■ **Task brief**
Make an exact copy of the records, with the pictures left out.

■ **Supplied data**
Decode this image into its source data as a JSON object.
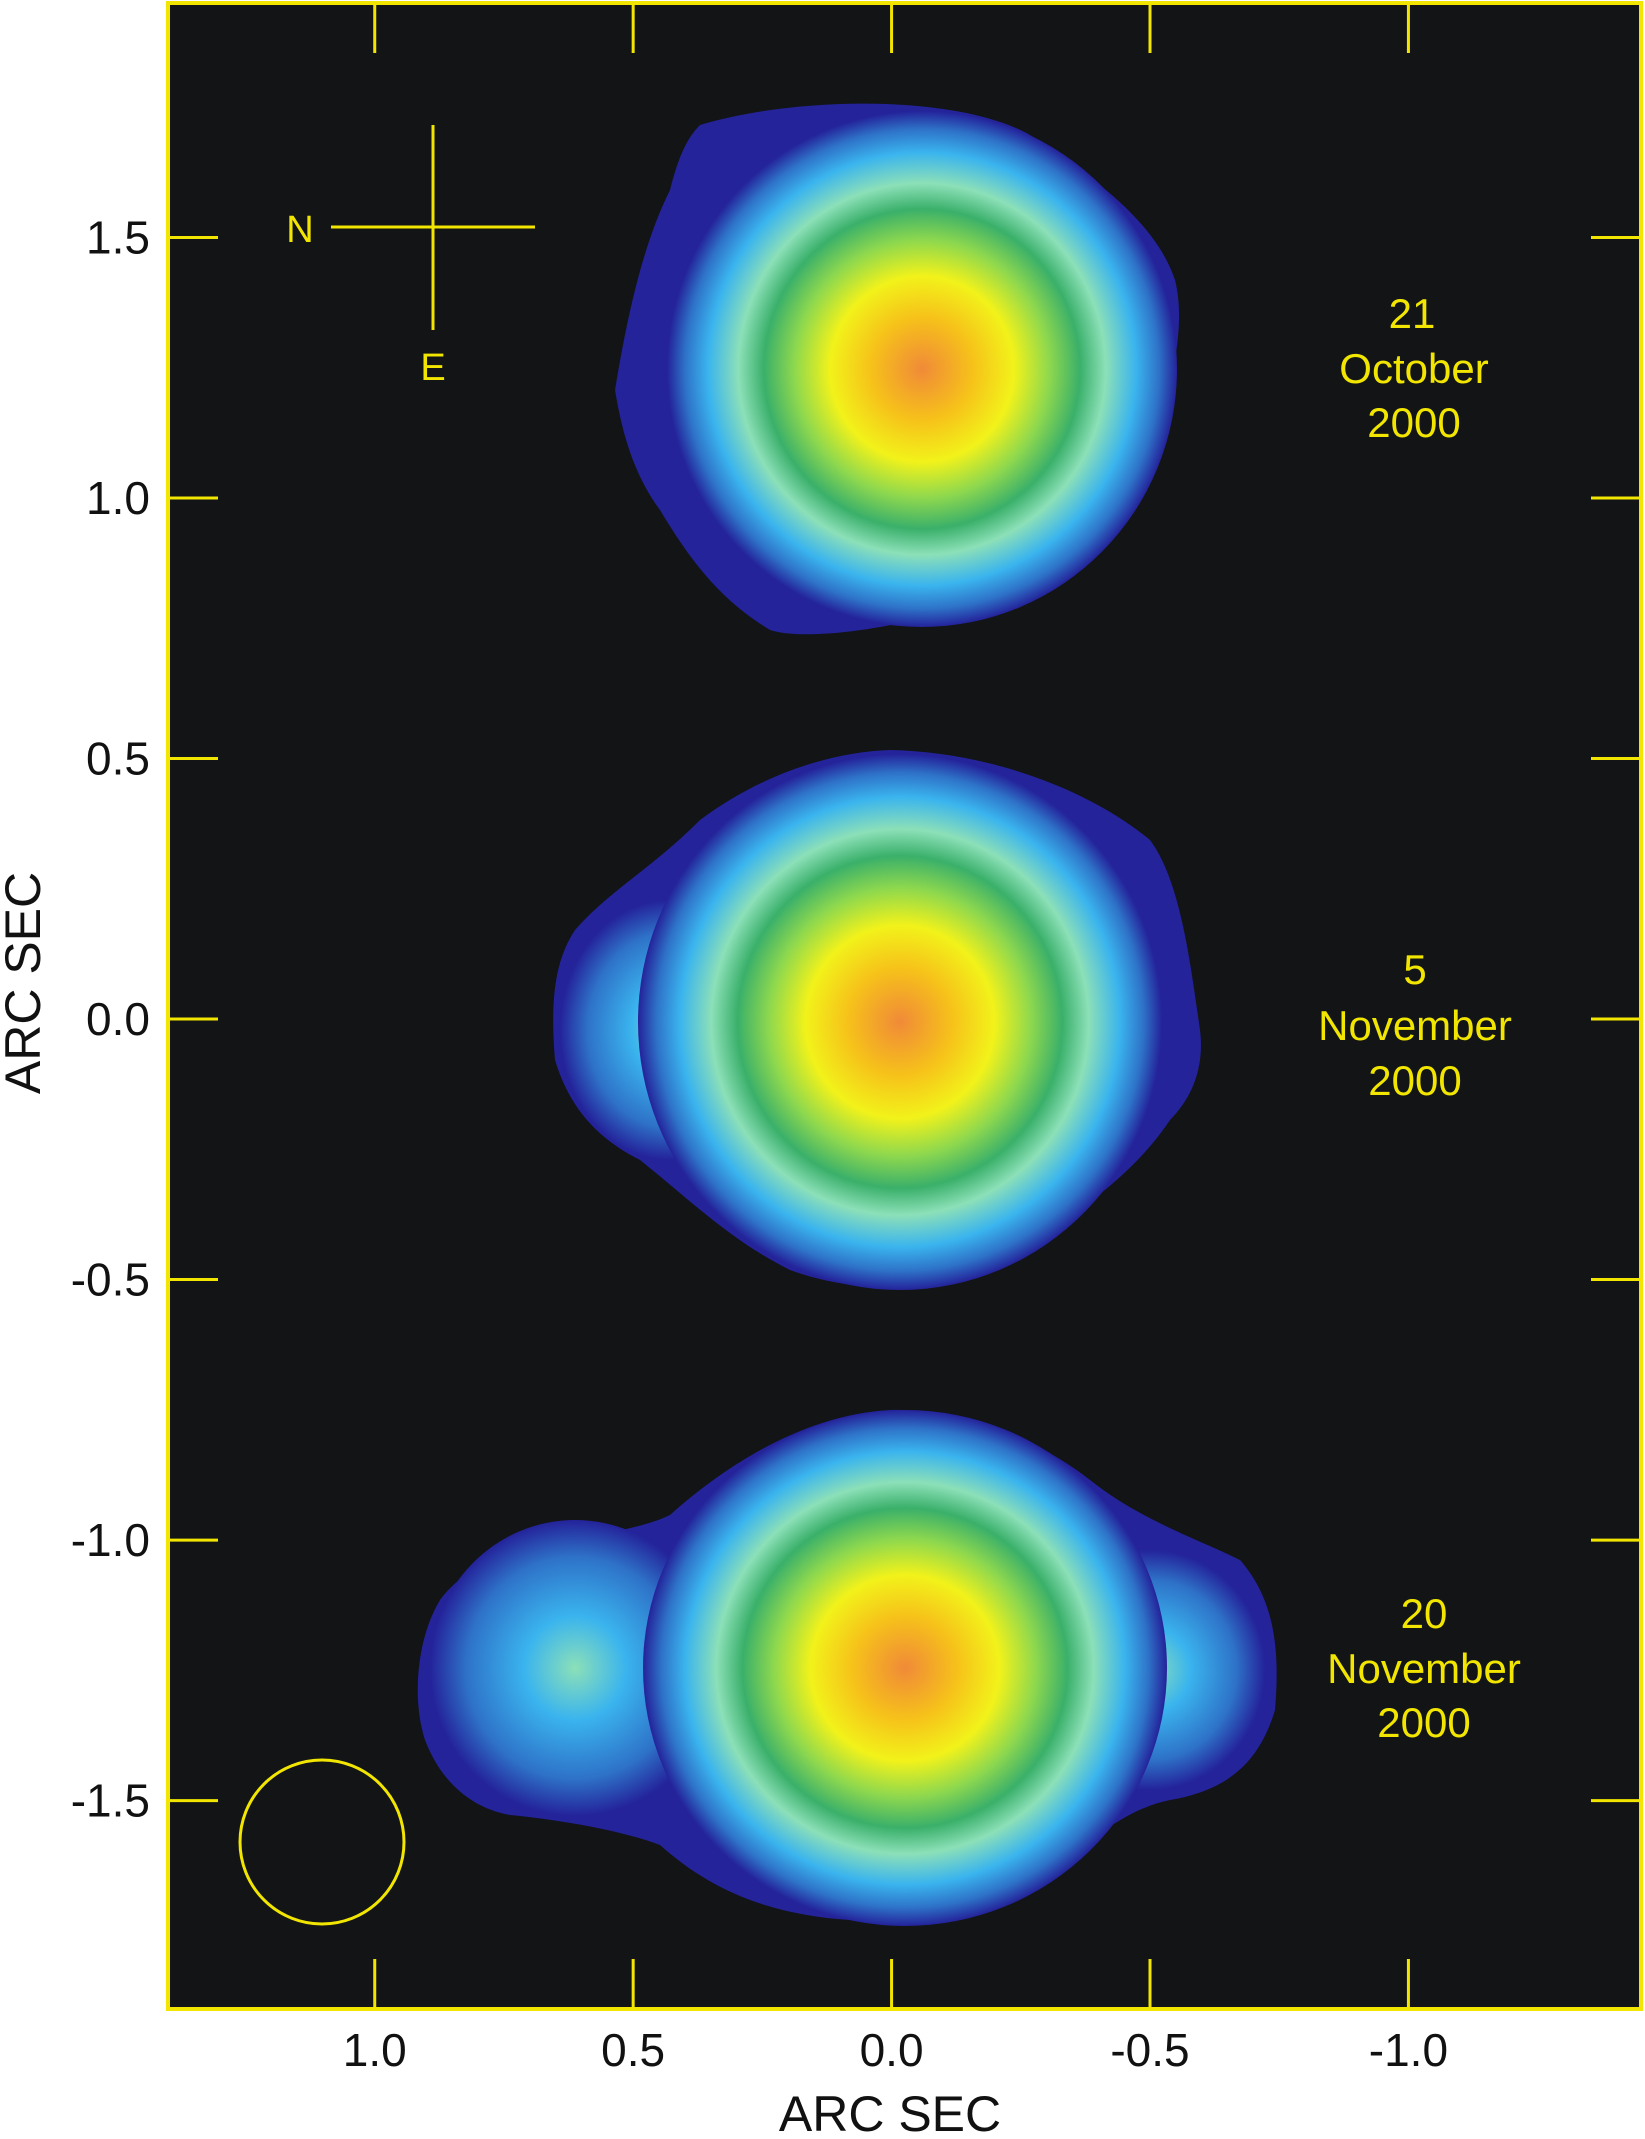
{
  "figure": {
    "xlabel": "ARC SEC",
    "ylabel": "ARC SEC",
    "xlim": [
      1.4,
      -1.45
    ],
    "ylim": [
      -1.9,
      1.95
    ],
    "x_ticks": [
      "1.0",
      "0.5",
      "0.0",
      "-0.5",
      "-1.0"
    ],
    "y_ticks": [
      "1.5",
      "1.0",
      "0.5",
      "0.0",
      "-0.5",
      "-1.0",
      "-1.5"
    ],
    "frame_color": "#f2e600",
    "background_color": "#121416",
    "colormap": [
      "#f08a38",
      "#f6c21a",
      "#f2f21a",
      "#8ed84e",
      "#3ab06a",
      "#8ce0b8",
      "#3ab4ee",
      "#2e72c8",
      "#24239a"
    ],
    "compass": {
      "north_label": "N",
      "east_label": "E"
    },
    "beam_icon": "circle-outline",
    "epochs": [
      {
        "date_lines": [
          "21",
          "October",
          "2000"
        ]
      },
      {
        "date_lines": [
          "5",
          "November",
          "2000"
        ]
      },
      {
        "date_lines": [
          "20",
          "November",
          "2000"
        ]
      }
    ]
  }
}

■ **Exercise answer**
Decode this image into its source data as a JSON object.
{
  "figure": {
    "xlabel": "ARC SEC",
    "ylabel": "ARC SEC",
    "xlim": [
      1.4,
      -1.45
    ],
    "ylim": [
      -1.9,
      1.95
    ],
    "x_ticks": [
      "1.0",
      "0.5",
      "0.0",
      "-0.5",
      "-1.0"
    ],
    "y_ticks": [
      "1.5",
      "1.0",
      "0.5",
      "0.0",
      "-0.5",
      "-1.0",
      "-1.5"
    ],
    "frame_color": "#f2e600",
    "background_color": "#121416",
    "colormap": [
      "#f08a38",
      "#f6c21a",
      "#f2f21a",
      "#8ed84e",
      "#3ab06a",
      "#8ce0b8",
      "#3ab4ee",
      "#2e72c8",
      "#24239a"
    ],
    "compass": {
      "north_label": "N",
      "east_label": "E"
    },
    "beam_icon": "circle-outline",
    "epochs": [
      {
        "date_lines": [
          "21",
          "October",
          "2000"
        ]
      },
      {
        "date_lines": [
          "5",
          "November",
          "2000"
        ]
      },
      {
        "date_lines": [
          "20",
          "November",
          "2000"
        ]
      }
    ]
  }
}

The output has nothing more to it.